• _Recorded information_:
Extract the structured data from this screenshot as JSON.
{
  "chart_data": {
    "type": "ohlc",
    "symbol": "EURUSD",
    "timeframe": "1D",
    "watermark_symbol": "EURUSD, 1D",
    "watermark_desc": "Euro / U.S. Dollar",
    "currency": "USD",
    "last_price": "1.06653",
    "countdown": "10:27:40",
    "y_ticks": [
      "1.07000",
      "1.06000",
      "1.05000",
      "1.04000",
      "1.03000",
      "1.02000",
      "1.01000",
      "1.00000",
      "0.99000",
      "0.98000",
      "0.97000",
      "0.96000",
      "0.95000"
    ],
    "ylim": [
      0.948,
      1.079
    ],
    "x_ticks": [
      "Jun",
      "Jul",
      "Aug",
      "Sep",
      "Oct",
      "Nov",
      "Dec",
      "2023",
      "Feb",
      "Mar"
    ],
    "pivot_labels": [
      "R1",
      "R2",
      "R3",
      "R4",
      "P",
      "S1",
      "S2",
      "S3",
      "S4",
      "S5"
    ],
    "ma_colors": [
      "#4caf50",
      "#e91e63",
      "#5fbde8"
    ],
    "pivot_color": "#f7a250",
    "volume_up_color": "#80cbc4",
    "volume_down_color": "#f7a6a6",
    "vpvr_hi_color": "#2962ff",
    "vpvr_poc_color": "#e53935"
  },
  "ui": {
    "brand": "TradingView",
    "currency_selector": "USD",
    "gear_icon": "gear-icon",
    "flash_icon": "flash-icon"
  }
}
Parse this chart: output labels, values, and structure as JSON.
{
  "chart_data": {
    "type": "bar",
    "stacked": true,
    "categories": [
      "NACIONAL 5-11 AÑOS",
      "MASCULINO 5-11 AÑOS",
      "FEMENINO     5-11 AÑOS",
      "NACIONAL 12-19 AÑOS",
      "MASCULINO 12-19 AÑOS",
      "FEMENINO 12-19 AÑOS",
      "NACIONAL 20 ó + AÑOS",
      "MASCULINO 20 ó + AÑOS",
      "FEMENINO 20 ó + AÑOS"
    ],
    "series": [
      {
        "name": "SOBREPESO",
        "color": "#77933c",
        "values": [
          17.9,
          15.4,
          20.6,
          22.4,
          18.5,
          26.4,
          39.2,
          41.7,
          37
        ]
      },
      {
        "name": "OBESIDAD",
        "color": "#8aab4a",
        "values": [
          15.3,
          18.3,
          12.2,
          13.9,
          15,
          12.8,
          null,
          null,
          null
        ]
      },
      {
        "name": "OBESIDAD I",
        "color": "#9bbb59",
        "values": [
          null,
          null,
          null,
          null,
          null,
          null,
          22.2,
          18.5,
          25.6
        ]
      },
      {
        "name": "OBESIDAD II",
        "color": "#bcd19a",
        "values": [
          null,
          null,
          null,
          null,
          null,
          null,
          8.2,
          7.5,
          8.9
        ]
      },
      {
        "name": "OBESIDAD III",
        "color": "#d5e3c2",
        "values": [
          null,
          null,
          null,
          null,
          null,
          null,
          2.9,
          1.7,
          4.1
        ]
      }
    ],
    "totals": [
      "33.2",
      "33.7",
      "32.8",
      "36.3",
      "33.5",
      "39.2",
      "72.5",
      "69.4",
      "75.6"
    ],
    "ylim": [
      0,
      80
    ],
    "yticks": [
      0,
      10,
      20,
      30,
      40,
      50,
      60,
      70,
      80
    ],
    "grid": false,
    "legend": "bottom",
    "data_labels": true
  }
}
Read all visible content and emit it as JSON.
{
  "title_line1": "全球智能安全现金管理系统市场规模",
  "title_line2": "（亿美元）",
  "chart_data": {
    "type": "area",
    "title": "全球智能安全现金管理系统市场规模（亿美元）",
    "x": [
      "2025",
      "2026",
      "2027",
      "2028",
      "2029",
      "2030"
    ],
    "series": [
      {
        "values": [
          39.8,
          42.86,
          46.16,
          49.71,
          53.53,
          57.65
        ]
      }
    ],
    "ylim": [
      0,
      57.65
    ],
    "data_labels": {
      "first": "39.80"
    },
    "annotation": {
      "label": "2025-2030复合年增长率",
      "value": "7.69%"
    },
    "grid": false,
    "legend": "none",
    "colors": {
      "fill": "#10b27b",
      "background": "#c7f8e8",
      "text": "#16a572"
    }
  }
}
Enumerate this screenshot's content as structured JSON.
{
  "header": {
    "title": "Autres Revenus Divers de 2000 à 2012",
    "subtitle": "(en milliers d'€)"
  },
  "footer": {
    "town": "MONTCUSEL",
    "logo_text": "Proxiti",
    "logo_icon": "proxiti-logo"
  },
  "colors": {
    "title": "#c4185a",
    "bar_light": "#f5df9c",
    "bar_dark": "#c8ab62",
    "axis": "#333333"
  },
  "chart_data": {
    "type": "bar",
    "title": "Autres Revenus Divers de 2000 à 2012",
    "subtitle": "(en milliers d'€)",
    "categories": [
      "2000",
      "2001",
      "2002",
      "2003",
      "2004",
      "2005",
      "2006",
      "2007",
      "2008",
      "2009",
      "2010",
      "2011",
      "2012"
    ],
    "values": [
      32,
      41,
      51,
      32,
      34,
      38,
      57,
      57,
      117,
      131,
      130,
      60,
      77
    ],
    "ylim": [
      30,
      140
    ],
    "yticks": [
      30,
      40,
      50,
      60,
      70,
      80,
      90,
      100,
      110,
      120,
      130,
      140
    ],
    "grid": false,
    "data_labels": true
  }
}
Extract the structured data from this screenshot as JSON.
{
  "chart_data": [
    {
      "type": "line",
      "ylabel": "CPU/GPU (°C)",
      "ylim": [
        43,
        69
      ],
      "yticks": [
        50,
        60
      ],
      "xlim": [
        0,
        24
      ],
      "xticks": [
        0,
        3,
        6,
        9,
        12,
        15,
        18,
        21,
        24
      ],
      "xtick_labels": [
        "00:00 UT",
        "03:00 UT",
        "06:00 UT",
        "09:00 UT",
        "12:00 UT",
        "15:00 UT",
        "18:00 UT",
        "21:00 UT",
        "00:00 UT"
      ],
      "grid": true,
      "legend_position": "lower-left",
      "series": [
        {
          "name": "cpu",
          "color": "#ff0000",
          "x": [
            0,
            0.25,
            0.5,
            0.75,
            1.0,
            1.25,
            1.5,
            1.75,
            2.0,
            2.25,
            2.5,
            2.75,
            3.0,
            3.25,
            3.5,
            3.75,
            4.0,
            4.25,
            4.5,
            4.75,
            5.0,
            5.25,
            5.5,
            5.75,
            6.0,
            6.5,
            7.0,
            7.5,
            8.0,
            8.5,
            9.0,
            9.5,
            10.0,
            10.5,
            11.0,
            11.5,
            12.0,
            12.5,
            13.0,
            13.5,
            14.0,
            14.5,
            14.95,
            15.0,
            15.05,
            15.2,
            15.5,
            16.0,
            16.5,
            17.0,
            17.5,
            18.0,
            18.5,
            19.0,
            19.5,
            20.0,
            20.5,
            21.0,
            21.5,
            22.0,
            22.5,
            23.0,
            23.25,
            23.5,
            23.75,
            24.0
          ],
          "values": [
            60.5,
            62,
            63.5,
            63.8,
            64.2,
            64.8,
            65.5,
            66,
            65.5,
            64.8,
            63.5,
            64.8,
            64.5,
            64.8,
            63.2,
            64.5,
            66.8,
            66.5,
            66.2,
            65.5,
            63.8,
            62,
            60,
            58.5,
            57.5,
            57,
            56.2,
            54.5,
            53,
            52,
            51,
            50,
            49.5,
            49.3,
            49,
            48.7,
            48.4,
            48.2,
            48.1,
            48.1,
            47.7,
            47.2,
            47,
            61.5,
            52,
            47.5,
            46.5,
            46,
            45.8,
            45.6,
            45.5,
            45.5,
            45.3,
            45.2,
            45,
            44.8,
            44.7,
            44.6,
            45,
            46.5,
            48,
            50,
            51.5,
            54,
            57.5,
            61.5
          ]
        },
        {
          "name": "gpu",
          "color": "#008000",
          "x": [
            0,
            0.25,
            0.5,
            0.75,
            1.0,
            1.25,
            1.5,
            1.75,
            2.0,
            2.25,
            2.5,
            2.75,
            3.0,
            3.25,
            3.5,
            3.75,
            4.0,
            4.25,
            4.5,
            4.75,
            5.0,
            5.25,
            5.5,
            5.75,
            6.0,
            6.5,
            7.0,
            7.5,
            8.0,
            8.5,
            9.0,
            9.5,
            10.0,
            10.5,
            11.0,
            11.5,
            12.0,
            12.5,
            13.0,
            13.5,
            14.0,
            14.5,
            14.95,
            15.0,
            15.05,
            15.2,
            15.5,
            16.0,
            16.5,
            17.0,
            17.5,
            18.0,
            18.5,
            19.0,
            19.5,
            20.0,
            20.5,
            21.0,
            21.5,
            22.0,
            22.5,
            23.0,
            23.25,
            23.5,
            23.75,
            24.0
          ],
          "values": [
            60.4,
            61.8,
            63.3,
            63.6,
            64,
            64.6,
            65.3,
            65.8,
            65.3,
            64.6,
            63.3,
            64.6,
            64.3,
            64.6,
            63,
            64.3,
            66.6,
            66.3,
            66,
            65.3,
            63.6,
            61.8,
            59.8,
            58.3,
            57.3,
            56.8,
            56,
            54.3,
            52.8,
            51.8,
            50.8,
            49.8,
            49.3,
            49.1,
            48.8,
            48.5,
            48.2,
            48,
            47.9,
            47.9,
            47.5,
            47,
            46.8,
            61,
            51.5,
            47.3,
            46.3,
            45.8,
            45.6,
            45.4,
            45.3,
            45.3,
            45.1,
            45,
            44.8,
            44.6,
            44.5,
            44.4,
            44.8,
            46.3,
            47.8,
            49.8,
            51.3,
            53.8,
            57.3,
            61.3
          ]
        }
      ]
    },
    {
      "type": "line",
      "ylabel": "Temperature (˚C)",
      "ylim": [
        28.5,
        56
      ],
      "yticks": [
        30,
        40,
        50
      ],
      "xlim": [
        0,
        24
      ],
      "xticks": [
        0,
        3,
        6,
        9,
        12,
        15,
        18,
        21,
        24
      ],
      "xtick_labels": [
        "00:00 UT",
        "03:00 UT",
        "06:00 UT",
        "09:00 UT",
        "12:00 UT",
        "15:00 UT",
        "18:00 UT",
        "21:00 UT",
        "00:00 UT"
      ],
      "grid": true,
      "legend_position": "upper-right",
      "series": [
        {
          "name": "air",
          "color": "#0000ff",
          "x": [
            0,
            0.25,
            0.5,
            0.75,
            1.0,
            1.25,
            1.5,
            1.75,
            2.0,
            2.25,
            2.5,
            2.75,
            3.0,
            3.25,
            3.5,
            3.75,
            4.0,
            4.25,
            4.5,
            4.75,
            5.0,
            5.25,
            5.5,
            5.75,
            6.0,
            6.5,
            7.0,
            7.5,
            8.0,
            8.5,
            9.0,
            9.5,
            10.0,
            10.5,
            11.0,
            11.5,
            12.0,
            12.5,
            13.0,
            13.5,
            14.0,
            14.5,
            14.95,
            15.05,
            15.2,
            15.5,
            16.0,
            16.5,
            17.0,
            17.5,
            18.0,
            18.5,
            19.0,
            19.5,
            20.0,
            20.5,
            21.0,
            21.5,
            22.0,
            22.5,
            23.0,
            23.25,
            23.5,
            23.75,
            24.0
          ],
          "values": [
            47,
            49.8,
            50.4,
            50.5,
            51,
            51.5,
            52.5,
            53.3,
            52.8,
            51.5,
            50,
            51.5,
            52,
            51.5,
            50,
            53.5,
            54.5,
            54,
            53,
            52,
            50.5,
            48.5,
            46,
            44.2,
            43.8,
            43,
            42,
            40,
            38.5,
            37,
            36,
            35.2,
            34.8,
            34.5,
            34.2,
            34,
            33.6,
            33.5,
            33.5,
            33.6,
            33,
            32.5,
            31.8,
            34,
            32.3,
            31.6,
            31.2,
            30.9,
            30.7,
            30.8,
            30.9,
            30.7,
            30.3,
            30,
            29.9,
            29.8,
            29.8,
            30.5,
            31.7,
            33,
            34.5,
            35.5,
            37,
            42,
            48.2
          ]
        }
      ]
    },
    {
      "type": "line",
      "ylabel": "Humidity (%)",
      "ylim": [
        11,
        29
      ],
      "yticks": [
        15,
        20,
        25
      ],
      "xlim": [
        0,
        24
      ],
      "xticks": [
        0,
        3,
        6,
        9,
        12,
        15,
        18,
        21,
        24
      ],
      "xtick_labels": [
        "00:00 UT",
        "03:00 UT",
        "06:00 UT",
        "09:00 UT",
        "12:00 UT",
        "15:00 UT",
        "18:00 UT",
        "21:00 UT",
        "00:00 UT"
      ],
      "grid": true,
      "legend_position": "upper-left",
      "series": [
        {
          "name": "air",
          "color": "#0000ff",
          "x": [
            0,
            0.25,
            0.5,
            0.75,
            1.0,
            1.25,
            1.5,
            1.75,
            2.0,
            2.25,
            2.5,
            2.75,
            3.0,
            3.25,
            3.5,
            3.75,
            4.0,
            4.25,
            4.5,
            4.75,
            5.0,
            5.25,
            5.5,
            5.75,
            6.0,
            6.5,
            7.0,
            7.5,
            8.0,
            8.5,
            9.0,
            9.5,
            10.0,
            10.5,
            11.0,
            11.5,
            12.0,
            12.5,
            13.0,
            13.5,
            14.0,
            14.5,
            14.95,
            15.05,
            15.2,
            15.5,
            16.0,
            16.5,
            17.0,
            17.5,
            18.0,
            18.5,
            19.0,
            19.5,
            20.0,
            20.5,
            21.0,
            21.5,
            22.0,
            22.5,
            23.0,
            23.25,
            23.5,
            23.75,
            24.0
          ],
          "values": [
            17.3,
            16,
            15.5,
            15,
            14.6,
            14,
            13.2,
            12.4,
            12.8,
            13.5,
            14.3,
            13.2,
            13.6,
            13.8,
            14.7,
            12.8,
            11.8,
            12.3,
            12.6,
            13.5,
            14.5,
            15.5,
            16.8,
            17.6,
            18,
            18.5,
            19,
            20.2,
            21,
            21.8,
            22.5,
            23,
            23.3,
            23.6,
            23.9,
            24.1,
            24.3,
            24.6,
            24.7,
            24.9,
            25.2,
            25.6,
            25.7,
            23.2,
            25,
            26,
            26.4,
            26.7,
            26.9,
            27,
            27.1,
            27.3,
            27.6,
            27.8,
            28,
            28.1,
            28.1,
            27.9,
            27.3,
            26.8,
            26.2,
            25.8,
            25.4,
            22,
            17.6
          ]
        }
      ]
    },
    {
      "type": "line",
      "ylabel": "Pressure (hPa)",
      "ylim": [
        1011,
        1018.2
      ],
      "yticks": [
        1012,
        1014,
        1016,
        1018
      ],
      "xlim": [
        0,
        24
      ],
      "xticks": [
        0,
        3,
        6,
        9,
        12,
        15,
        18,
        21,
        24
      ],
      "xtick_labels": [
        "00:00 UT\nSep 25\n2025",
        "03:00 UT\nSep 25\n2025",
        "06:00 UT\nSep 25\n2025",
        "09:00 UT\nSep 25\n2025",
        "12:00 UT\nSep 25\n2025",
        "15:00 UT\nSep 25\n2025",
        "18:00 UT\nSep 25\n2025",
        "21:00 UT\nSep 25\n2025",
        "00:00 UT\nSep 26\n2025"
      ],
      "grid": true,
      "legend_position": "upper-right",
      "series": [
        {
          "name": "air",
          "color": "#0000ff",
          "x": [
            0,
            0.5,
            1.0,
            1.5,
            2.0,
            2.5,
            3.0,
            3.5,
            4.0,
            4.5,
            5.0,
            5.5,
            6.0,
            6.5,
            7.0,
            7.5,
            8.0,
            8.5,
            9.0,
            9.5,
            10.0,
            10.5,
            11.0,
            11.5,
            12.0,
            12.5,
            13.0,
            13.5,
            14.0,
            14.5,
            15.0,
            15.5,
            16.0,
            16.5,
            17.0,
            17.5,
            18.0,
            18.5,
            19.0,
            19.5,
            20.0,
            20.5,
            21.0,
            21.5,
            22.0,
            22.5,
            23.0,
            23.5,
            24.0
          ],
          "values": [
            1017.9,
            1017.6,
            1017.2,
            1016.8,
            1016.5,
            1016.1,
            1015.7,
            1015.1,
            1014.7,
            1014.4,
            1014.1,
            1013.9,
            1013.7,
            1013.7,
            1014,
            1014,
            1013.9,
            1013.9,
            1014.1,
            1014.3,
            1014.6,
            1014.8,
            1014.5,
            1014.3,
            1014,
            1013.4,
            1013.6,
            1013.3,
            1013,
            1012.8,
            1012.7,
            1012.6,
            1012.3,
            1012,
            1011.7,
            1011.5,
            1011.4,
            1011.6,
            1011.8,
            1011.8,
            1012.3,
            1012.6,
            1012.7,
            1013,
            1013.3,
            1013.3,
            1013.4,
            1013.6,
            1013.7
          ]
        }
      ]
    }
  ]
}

• _Objective_:
Copy every line of the listing where the word "nSep" appears.

• _Task result_:
        "00:00 UT\nSep 25\n2025",
        "03:00 UT\nSep 25\n2025",
        "06:00 UT\nSep 25\n2025",
        "09:00 UT\nSep 25\n2025",
        "12:00 UT\nSep 25\n2025",
        "15:00 UT\nSep 25\n2025",
        "18:00 UT\nSep 25\n2025",
        "21:00 UT\nSep 25\n2025",
        "00:00 UT\nSep 26\n2025"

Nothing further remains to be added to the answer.